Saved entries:
==*==

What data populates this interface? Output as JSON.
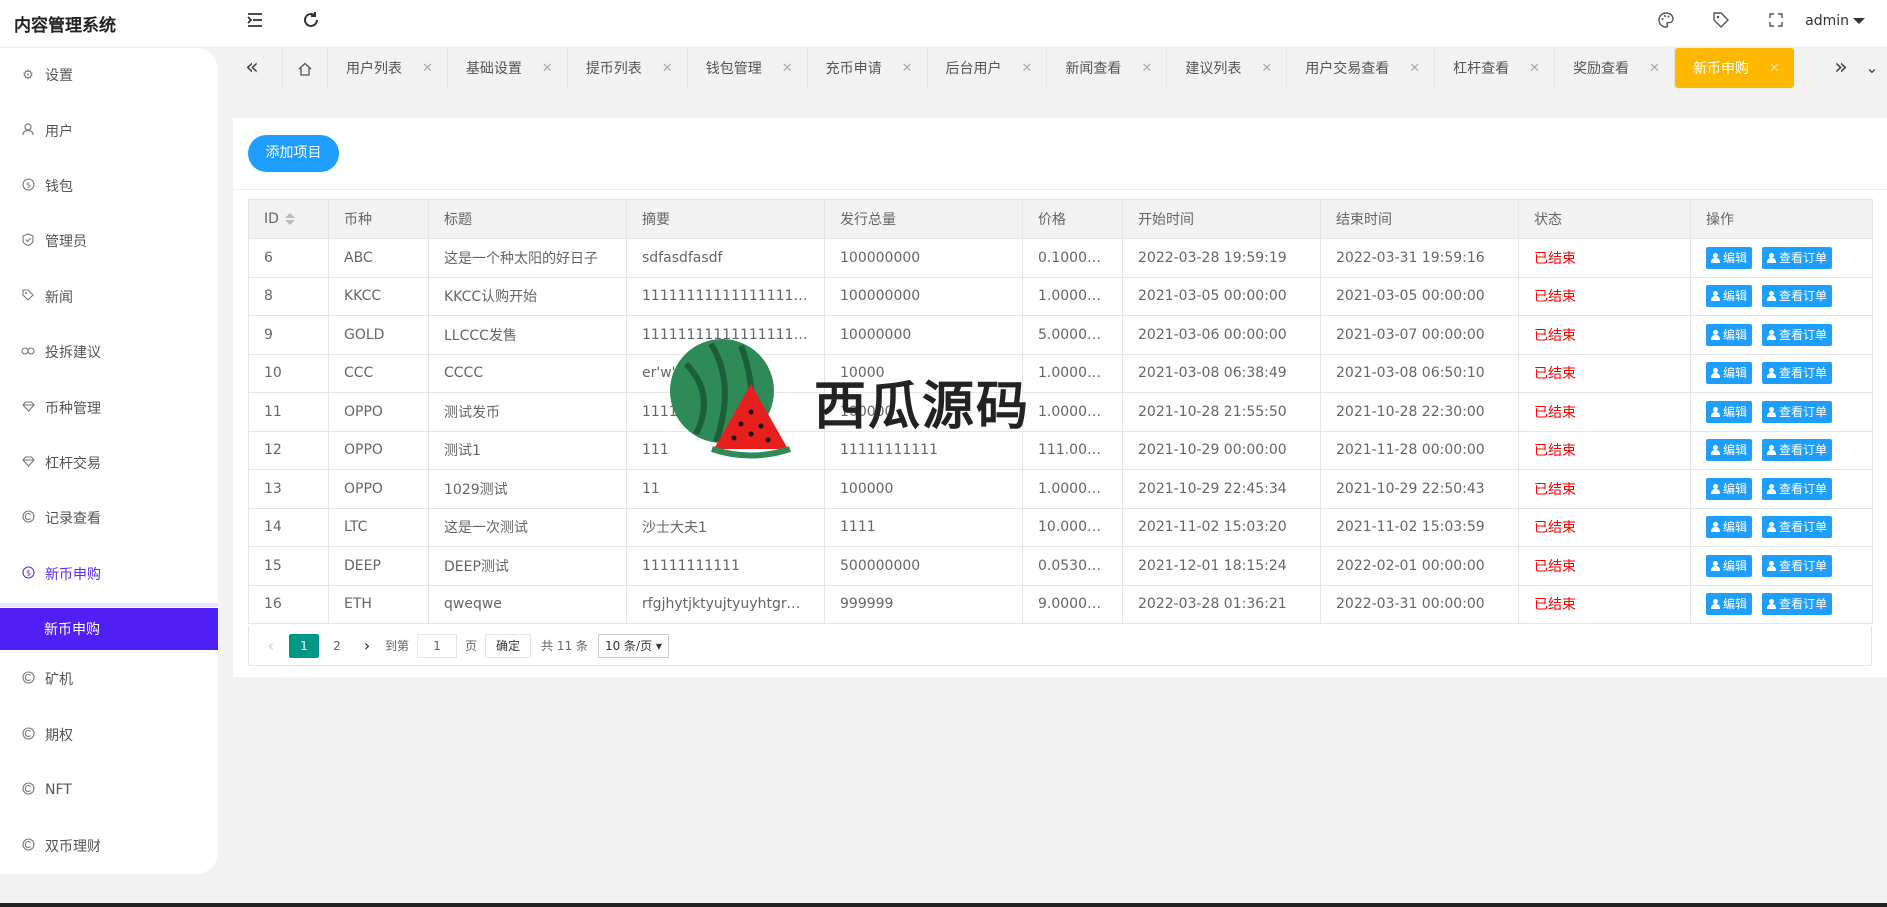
{
  "app": {
    "title": "内容管理系统",
    "user": "admin"
  },
  "sidebar": {
    "items": [
      {
        "label": "设置",
        "icon": "gear-icon"
      },
      {
        "label": "用户",
        "icon": "user-icon"
      },
      {
        "label": "钱包",
        "icon": "dollar-icon"
      },
      {
        "label": "管理员",
        "icon": "shield-icon"
      },
      {
        "label": "新闻",
        "icon": "tag-icon"
      },
      {
        "label": "投拆建议",
        "icon": "link-icon"
      },
      {
        "label": "币种管理",
        "icon": "diamond-icon"
      },
      {
        "label": "杠杆交易",
        "icon": "diamond-icon"
      },
      {
        "label": "记录查看",
        "icon": "coin-icon"
      },
      {
        "label": "新币申购",
        "icon": "dollar-icon"
      },
      {
        "label": "矿机",
        "icon": "coin-icon"
      },
      {
        "label": "期权",
        "icon": "coin-icon"
      },
      {
        "label": "NFT",
        "icon": "coin-icon"
      },
      {
        "label": "双币理财",
        "icon": "coin-icon"
      }
    ],
    "active_sub": "新币申购"
  },
  "tabs": [
    "用户列表",
    "基础设置",
    "提币列表",
    "钱包管理",
    "充币申请",
    "后台用户",
    "新闻查看",
    "建议列表",
    "用户交易查看",
    "杠杆查看",
    "奖励查看",
    "新币申购"
  ],
  "toolbar": {
    "add_label": "添加项目"
  },
  "table": {
    "headers": [
      "ID",
      "币种",
      "标题",
      "摘要",
      "发行总量",
      "价格",
      "开始时间",
      "结束时间",
      "状态",
      "操作"
    ],
    "edit_label": "编辑",
    "orders_label": "查看订单",
    "rows": [
      [
        "6",
        "ABC",
        "这是一个种太阳的好日子",
        "sdfasdfasdf",
        "100000000",
        "0.10000...",
        "2022-03-28 19:59:19",
        "2022-03-31 19:59:16",
        "已结束"
      ],
      [
        "8",
        "KKCC",
        "KKCC认购开始",
        "11111111111111111111111...",
        "100000000",
        "1.00000...",
        "2021-03-05 00:00:00",
        "2021-03-05 00:00:00",
        "已结束"
      ],
      [
        "9",
        "GOLD",
        "LLCCC发售",
        "11111111111111111111111...",
        "10000000",
        "5.00000...",
        "2021-03-06 00:00:00",
        "2021-03-07 00:00:00",
        "已结束"
      ],
      [
        "10",
        "CCC",
        "CCCC",
        "er'w'",
        "10000",
        "1.00000...",
        "2021-03-08 06:38:49",
        "2021-03-08 06:50:10",
        "已结束"
      ],
      [
        "11",
        "OPPO",
        "测试发币",
        "1111",
        "100000",
        "1.00000...",
        "2021-10-28 21:55:50",
        "2021-10-28 22:30:00",
        "已结束"
      ],
      [
        "12",
        "OPPO",
        "测试1",
        "111",
        "11111111111",
        "111.000...",
        "2021-10-29 00:00:00",
        "2021-11-28 00:00:00",
        "已结束"
      ],
      [
        "13",
        "OPPO",
        "1029测试",
        "11",
        "100000",
        "1.00000...",
        "2021-10-29 22:45:34",
        "2021-10-29 22:50:43",
        "已结束"
      ],
      [
        "14",
        "LTC",
        "这是一次测试",
        "沙士大夫1",
        "1111",
        "10.0000...",
        "2021-11-02 15:03:20",
        "2021-11-02 15:03:59",
        "已结束"
      ],
      [
        "15",
        "DEEP",
        "DEEP测试",
        "11111111111",
        "500000000",
        "0.05300...",
        "2021-12-01 18:15:24",
        "2022-02-01 00:00:00",
        "已结束"
      ],
      [
        "16",
        "ETH",
        "qweqwe",
        "rfgjhytjktyujtyuyhtgrdujhr...",
        "999999",
        "9.00000...",
        "2022-03-28 01:36:21",
        "2022-03-31 00:00:00",
        "已结束"
      ]
    ]
  },
  "pager": {
    "current": "1",
    "next_page": "2",
    "goto_label": "到第",
    "goto_value": "1",
    "page_label": "页",
    "confirm_label": "确定",
    "total_label": "共 11 条",
    "page_size": "10 条/页"
  },
  "watermark": {
    "text": "西瓜源码"
  },
  "colors": {
    "accent": "#1e9fff",
    "active_tab": "#ffb800",
    "sidebar_active": "#4f1ff4",
    "status_ended": "#ff0000",
    "pager_current": "#009688"
  }
}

==*==

Repeat all the records above exactly, leaving out any pictures.

_Worked solution_
What data populates this interface? Output as JSON.
{
  "app": {
    "title": "内容管理系统",
    "user": "admin"
  },
  "sidebar": {
    "items": [
      {
        "label": "设置",
        "icon": "gear-icon"
      },
      {
        "label": "用户",
        "icon": "user-icon"
      },
      {
        "label": "钱包",
        "icon": "dollar-icon"
      },
      {
        "label": "管理员",
        "icon": "shield-icon"
      },
      {
        "label": "新闻",
        "icon": "tag-icon"
      },
      {
        "label": "投拆建议",
        "icon": "link-icon"
      },
      {
        "label": "币种管理",
        "icon": "diamond-icon"
      },
      {
        "label": "杠杆交易",
        "icon": "diamond-icon"
      },
      {
        "label": "记录查看",
        "icon": "coin-icon"
      },
      {
        "label": "新币申购",
        "icon": "dollar-icon"
      },
      {
        "label": "矿机",
        "icon": "coin-icon"
      },
      {
        "label": "期权",
        "icon": "coin-icon"
      },
      {
        "label": "NFT",
        "icon": "coin-icon"
      },
      {
        "label": "双币理财",
        "icon": "coin-icon"
      }
    ],
    "active_sub": "新币申购"
  },
  "tabs": [
    "用户列表",
    "基础设置",
    "提币列表",
    "钱包管理",
    "充币申请",
    "后台用户",
    "新闻查看",
    "建议列表",
    "用户交易查看",
    "杠杆查看",
    "奖励查看",
    "新币申购"
  ],
  "toolbar": {
    "add_label": "添加项目"
  },
  "table": {
    "headers": [
      "ID",
      "币种",
      "标题",
      "摘要",
      "发行总量",
      "价格",
      "开始时间",
      "结束时间",
      "状态",
      "操作"
    ],
    "edit_label": "编辑",
    "orders_label": "查看订单",
    "rows": [
      [
        "6",
        "ABC",
        "这是一个种太阳的好日子",
        "sdfasdfasdf",
        "100000000",
        "0.10000...",
        "2022-03-28 19:59:19",
        "2022-03-31 19:59:16",
        "已结束"
      ],
      [
        "8",
        "KKCC",
        "KKCC认购开始",
        "11111111111111111111111...",
        "100000000",
        "1.00000...",
        "2021-03-05 00:00:00",
        "2021-03-05 00:00:00",
        "已结束"
      ],
      [
        "9",
        "GOLD",
        "LLCCC发售",
        "11111111111111111111111...",
        "10000000",
        "5.00000...",
        "2021-03-06 00:00:00",
        "2021-03-07 00:00:00",
        "已结束"
      ],
      [
        "10",
        "CCC",
        "CCCC",
        "er'w'",
        "10000",
        "1.00000...",
        "2021-03-08 06:38:49",
        "2021-03-08 06:50:10",
        "已结束"
      ],
      [
        "11",
        "OPPO",
        "测试发币",
        "1111",
        "100000",
        "1.00000...",
        "2021-10-28 21:55:50",
        "2021-10-28 22:30:00",
        "已结束"
      ],
      [
        "12",
        "OPPO",
        "测试1",
        "111",
        "11111111111",
        "111.000...",
        "2021-10-29 00:00:00",
        "2021-11-28 00:00:00",
        "已结束"
      ],
      [
        "13",
        "OPPO",
        "1029测试",
        "11",
        "100000",
        "1.00000...",
        "2021-10-29 22:45:34",
        "2021-10-29 22:50:43",
        "已结束"
      ],
      [
        "14",
        "LTC",
        "这是一次测试",
        "沙士大夫1",
        "1111",
        "10.0000...",
        "2021-11-02 15:03:20",
        "2021-11-02 15:03:59",
        "已结束"
      ],
      [
        "15",
        "DEEP",
        "DEEP测试",
        "11111111111",
        "500000000",
        "0.05300...",
        "2021-12-01 18:15:24",
        "2022-02-01 00:00:00",
        "已结束"
      ],
      [
        "16",
        "ETH",
        "qweqwe",
        "rfgjhytjktyujtyuyhtgrdujhr...",
        "999999",
        "9.00000...",
        "2022-03-28 01:36:21",
        "2022-03-31 00:00:00",
        "已结束"
      ]
    ]
  },
  "pager": {
    "current": "1",
    "next_page": "2",
    "goto_label": "到第",
    "goto_value": "1",
    "page_label": "页",
    "confirm_label": "确定",
    "total_label": "共 11 条",
    "page_size": "10 条/页"
  },
  "watermark": {
    "text": "西瓜源码"
  },
  "colors": {
    "accent": "#1e9fff",
    "active_tab": "#ffb800",
    "sidebar_active": "#4f1ff4",
    "status_ended": "#ff0000",
    "pager_current": "#009688"
  }
}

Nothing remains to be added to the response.